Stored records
>> begin
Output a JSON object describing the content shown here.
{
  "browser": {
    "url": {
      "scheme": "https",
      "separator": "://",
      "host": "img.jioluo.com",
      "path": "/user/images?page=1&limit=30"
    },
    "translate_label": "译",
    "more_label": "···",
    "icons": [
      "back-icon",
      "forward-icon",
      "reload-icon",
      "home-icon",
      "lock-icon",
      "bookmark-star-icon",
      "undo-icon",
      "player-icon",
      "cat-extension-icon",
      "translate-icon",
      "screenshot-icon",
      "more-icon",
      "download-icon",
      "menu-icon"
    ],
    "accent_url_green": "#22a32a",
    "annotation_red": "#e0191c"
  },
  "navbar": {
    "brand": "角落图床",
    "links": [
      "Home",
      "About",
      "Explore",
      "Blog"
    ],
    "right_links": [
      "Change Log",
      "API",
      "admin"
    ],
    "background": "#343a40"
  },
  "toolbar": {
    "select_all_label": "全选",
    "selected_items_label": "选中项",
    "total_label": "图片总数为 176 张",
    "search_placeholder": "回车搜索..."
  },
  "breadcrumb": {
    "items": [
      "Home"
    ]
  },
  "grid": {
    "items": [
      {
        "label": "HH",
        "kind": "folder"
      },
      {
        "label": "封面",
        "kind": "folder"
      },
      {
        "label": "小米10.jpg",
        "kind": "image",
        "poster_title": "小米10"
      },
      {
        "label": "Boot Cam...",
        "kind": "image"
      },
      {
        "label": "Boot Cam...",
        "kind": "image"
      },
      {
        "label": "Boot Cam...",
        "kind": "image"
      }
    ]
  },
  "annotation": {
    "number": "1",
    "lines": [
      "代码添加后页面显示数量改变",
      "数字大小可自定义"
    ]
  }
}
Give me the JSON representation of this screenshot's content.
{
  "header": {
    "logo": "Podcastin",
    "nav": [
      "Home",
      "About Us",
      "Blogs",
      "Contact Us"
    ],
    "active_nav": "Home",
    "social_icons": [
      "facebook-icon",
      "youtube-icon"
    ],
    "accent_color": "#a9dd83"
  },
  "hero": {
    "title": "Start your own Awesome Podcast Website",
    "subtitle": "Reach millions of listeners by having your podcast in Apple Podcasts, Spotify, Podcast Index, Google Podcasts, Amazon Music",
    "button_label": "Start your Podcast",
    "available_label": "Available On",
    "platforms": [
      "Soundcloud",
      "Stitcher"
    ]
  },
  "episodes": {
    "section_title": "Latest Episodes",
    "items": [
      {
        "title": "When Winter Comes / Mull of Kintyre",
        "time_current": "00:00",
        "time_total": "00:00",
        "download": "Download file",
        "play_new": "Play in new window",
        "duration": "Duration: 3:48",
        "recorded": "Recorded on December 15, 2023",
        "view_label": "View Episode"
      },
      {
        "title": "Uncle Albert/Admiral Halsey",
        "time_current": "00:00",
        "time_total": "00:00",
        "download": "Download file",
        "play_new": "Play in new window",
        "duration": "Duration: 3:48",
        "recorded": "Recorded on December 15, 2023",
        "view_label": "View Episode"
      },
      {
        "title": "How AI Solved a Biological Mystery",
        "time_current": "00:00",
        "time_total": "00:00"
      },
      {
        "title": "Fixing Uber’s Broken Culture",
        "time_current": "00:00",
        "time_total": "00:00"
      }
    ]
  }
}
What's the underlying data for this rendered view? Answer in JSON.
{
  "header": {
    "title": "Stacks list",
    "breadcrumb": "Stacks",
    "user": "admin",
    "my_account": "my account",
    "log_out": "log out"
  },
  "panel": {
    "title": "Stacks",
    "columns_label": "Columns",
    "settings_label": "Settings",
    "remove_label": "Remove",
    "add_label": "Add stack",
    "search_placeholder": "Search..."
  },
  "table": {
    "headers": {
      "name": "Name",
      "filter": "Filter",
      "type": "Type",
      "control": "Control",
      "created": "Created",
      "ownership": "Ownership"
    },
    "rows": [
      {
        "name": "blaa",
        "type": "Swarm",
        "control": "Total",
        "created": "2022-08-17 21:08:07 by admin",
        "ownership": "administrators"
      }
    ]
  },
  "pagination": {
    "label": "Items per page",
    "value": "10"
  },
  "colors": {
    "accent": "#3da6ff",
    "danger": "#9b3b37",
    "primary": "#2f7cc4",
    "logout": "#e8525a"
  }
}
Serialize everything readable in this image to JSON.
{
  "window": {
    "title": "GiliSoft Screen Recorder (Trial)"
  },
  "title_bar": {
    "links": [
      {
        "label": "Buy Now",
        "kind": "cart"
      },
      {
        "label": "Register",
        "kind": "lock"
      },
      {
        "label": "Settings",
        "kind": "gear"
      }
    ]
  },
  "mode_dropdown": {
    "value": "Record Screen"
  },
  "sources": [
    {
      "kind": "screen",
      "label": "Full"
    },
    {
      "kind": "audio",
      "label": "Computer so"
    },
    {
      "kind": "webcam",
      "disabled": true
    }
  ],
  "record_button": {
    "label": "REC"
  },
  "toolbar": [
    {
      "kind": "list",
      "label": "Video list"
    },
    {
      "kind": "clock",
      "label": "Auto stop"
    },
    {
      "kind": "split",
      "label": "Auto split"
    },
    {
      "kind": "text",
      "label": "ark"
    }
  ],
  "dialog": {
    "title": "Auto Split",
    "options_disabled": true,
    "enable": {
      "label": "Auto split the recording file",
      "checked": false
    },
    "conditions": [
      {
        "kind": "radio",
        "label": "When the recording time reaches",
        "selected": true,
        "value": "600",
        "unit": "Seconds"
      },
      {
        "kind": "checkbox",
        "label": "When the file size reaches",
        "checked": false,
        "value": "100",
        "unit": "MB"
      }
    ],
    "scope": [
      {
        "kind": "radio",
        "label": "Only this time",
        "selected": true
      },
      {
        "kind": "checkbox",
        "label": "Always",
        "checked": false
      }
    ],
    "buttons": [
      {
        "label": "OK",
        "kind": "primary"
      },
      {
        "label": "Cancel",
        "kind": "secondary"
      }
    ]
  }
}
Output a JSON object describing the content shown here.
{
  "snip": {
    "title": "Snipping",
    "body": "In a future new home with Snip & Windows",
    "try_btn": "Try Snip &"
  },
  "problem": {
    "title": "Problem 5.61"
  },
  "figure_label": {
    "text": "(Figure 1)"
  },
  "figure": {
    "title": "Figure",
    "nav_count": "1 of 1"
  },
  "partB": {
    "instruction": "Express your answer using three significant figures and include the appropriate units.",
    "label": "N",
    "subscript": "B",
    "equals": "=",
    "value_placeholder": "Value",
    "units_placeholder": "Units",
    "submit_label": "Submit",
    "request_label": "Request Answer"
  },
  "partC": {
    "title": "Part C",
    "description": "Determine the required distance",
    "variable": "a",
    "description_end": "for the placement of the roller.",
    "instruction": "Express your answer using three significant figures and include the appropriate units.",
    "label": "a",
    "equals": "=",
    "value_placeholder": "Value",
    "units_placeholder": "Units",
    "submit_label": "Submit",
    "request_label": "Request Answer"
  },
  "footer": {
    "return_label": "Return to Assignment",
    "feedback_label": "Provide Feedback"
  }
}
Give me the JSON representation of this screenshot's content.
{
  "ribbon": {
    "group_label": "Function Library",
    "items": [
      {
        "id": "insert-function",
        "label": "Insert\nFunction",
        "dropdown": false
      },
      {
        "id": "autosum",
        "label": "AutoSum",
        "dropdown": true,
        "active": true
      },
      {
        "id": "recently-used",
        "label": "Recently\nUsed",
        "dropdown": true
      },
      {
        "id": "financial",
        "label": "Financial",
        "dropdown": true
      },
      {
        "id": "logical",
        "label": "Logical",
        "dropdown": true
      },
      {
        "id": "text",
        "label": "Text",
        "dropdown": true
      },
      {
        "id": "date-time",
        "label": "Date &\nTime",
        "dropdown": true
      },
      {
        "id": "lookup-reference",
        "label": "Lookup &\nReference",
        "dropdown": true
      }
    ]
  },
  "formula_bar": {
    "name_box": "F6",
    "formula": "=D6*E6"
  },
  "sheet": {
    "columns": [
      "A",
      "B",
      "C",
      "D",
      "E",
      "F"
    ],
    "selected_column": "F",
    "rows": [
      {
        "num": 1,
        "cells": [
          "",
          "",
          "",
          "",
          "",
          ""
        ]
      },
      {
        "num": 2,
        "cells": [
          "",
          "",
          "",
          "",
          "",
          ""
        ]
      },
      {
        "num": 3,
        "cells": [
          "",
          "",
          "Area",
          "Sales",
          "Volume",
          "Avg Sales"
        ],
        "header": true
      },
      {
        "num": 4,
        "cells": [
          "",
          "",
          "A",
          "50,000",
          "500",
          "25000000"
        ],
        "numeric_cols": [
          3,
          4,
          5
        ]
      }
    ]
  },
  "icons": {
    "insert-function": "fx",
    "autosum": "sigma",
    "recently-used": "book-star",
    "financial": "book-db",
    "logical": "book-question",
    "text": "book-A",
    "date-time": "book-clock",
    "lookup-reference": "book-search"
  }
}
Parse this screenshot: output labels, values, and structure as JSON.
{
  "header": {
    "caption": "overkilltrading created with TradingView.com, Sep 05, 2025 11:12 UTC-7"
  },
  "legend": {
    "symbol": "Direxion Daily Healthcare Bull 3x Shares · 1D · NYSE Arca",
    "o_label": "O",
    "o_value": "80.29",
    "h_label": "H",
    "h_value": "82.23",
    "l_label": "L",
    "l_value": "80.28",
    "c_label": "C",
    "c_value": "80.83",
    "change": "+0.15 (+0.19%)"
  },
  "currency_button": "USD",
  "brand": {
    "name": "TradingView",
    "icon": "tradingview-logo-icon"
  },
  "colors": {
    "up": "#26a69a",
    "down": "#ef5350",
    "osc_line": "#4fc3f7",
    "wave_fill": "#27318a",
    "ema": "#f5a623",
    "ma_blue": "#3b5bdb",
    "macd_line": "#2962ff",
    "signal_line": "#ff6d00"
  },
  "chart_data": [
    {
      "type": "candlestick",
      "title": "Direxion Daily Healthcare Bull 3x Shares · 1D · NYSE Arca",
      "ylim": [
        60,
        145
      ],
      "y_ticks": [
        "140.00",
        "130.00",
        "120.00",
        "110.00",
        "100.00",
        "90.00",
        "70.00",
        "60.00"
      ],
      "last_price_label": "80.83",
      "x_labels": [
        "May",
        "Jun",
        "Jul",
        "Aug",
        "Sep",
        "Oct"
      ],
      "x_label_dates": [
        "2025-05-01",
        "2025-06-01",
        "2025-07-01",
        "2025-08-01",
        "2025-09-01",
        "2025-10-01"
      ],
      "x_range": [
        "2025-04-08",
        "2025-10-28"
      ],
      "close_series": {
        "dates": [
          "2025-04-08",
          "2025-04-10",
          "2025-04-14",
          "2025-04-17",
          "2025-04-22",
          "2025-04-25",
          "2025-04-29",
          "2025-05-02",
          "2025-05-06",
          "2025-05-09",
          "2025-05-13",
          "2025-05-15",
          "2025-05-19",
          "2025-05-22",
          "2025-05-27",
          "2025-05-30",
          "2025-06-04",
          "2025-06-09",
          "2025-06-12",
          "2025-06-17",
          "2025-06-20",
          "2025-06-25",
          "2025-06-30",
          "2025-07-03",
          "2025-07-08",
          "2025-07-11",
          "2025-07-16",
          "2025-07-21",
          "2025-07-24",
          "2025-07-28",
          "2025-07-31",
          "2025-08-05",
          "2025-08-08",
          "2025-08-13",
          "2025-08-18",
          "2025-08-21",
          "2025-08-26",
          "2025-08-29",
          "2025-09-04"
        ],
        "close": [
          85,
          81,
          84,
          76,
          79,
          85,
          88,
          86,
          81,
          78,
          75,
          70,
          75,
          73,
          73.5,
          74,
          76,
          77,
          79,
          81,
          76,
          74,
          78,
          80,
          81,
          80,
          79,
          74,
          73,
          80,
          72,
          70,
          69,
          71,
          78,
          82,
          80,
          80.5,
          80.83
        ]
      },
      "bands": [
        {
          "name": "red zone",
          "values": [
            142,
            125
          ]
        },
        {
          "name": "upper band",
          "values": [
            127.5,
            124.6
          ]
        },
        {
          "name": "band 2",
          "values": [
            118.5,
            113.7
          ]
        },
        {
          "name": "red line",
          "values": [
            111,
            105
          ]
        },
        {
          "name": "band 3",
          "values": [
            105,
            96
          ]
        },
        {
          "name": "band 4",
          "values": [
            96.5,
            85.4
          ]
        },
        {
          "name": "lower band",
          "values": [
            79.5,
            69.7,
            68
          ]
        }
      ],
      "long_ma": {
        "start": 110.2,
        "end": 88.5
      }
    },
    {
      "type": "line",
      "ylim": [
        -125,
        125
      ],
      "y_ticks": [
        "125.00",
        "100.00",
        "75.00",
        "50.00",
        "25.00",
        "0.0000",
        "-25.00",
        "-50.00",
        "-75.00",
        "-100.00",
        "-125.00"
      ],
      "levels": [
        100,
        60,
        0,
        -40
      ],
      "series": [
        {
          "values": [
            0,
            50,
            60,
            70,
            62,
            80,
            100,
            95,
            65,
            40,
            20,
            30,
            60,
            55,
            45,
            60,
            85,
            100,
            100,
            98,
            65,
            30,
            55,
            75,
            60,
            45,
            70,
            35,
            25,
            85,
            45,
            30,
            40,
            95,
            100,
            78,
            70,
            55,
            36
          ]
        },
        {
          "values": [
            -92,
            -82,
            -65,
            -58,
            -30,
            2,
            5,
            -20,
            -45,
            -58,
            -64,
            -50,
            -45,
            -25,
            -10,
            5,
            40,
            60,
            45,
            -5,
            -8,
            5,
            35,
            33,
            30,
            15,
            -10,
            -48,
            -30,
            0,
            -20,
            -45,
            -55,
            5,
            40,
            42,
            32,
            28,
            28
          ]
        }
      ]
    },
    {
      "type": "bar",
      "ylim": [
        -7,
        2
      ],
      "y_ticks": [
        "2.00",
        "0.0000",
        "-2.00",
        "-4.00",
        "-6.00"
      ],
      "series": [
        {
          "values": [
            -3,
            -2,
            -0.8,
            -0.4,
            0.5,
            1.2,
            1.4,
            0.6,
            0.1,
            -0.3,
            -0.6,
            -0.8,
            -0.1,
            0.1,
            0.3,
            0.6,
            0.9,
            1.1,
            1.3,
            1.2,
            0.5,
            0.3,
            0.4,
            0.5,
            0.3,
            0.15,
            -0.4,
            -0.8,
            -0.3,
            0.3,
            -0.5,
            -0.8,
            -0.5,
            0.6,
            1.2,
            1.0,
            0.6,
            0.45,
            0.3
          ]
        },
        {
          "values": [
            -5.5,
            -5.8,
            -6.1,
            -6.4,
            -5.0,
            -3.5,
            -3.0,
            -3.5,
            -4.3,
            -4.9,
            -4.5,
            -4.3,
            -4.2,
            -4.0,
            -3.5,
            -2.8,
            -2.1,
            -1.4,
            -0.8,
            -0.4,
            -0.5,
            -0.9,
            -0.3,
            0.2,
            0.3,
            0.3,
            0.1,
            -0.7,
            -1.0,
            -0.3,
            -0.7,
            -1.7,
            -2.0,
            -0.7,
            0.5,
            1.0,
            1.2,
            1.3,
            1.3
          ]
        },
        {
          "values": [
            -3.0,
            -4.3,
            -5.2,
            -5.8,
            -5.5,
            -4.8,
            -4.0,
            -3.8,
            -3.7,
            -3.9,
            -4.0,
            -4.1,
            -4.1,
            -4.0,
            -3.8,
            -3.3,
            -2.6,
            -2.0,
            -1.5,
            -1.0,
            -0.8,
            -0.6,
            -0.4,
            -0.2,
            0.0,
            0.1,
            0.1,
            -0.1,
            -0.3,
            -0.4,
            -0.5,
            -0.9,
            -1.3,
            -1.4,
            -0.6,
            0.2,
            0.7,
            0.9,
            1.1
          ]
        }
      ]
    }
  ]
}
>> end
Identify the lines in the entries that hold "NYSE" and return each one.

    "symbol": "Direxion Daily Healthcare Bull 3x Shares · 1D · NYSE Arca",
      "title": "Direxion Daily Healthcare Bull 3x Shares · 1D · NYSE Arca",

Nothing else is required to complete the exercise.